Leave out every picture, then transcribe the rest of the listing exactly.

Saved entries
┌──

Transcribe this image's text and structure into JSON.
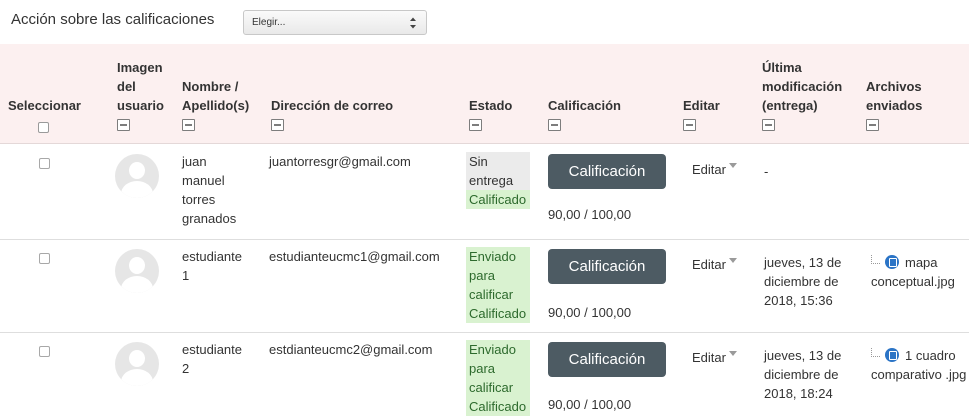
{
  "toolbar": {
    "action_label": "Acción sobre las calificaciones",
    "select_value": "Elegir..."
  },
  "columns": {
    "select": "Seleccionar",
    "image": [
      "Imagen",
      "del",
      "usuario"
    ],
    "name": [
      "Nombre /",
      "Apellido(s)"
    ],
    "email": "Dirección de correo",
    "status": "Estado",
    "grade": "Calificación",
    "edit": "Editar",
    "modified": [
      "Última",
      "modificación",
      "(entrega)"
    ],
    "files": [
      "Archivos",
      "enviados"
    ]
  },
  "rows": [
    {
      "name": [
        "juan",
        "manuel",
        "torres",
        "granados"
      ],
      "email": "juantorresgr@gmail.com",
      "status": [
        "Sin",
        "entrega"
      ],
      "status_grade": "Calificado",
      "grade_button": "Calificación",
      "grade_value": "90,00 / 100,00",
      "edit": "Editar",
      "modified": [
        "-"
      ],
      "file": ""
    },
    {
      "name": [
        "estudiante",
        "1"
      ],
      "email": "estudianteucmc1@gmail.com",
      "status": [
        "Enviado",
        "para",
        "calificar"
      ],
      "status_grade": "Calificado",
      "grade_button": "Calificación",
      "grade_value": "90,00 / 100,00",
      "edit": "Editar",
      "modified": [
        "jueves, 13 de",
        "diciembre de",
        "2018, 15:36"
      ],
      "file": "mapa conceptual.jpg"
    },
    {
      "name": [
        "estudiante",
        "2"
      ],
      "email": "estdianteucmc2@gmail.com",
      "status": [
        "Enviado",
        "para",
        "calificar"
      ],
      "status_grade": "Calificado",
      "grade_button": "Calificación",
      "grade_value": "90,00 / 100,00",
      "edit": "Editar",
      "modified": [
        "jueves, 13 de",
        "diciembre de",
        "2018, 18:24"
      ],
      "file": "1 cuadro comparativo .jpg"
    }
  ],
  "icons": {
    "collapse": "collapse-column-icon",
    "file": "file-icon",
    "avatar": "default-user-avatar",
    "caret": "dropdown-caret-icon"
  },
  "colors": {
    "header_bg": "#fcf0f0",
    "button_bg": "#4d5b63",
    "status_green": "#d9f2d0",
    "status_gray": "#ebebeb",
    "file_icon": "#2b74c6"
  }
}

└──

• **The answer**
Transcribe this image's text and structure into JSON.
{
  "toolbar": {
    "action_label": "Acción sobre las calificaciones",
    "select_value": "Elegir..."
  },
  "columns": {
    "select": "Seleccionar",
    "image": [
      "Imagen",
      "del",
      "usuario"
    ],
    "name": [
      "Nombre /",
      "Apellido(s)"
    ],
    "email": "Dirección de correo",
    "status": "Estado",
    "grade": "Calificación",
    "edit": "Editar",
    "modified": [
      "Última",
      "modificación",
      "(entrega)"
    ],
    "files": [
      "Archivos",
      "enviados"
    ]
  },
  "rows": [
    {
      "name": [
        "juan",
        "manuel",
        "torres",
        "granados"
      ],
      "email": "juantorresgr@gmail.com",
      "status": [
        "Sin",
        "entrega"
      ],
      "status_grade": "Calificado",
      "grade_button": "Calificación",
      "grade_value": "90,00 / 100,00",
      "edit": "Editar",
      "modified": [
        "-"
      ],
      "file": ""
    },
    {
      "name": [
        "estudiante",
        "1"
      ],
      "email": "estudianteucmc1@gmail.com",
      "status": [
        "Enviado",
        "para",
        "calificar"
      ],
      "status_grade": "Calificado",
      "grade_button": "Calificación",
      "grade_value": "90,00 / 100,00",
      "edit": "Editar",
      "modified": [
        "jueves, 13 de",
        "diciembre de",
        "2018, 15:36"
      ],
      "file": "mapa conceptual.jpg"
    },
    {
      "name": [
        "estudiante",
        "2"
      ],
      "email": "estdianteucmc2@gmail.com",
      "status": [
        "Enviado",
        "para",
        "calificar"
      ],
      "status_grade": "Calificado",
      "grade_button": "Calificación",
      "grade_value": "90,00 / 100,00",
      "edit": "Editar",
      "modified": [
        "jueves, 13 de",
        "diciembre de",
        "2018, 18:24"
      ],
      "file": "1 cuadro comparativo .jpg"
    }
  ],
  "icons": {
    "collapse": "collapse-column-icon",
    "file": "file-icon",
    "avatar": "default-user-avatar",
    "caret": "dropdown-caret-icon"
  },
  "colors": {
    "header_bg": "#fcf0f0",
    "button_bg": "#4d5b63",
    "status_green": "#d9f2d0",
    "status_gray": "#ebebeb",
    "file_icon": "#2b74c6"
  }
}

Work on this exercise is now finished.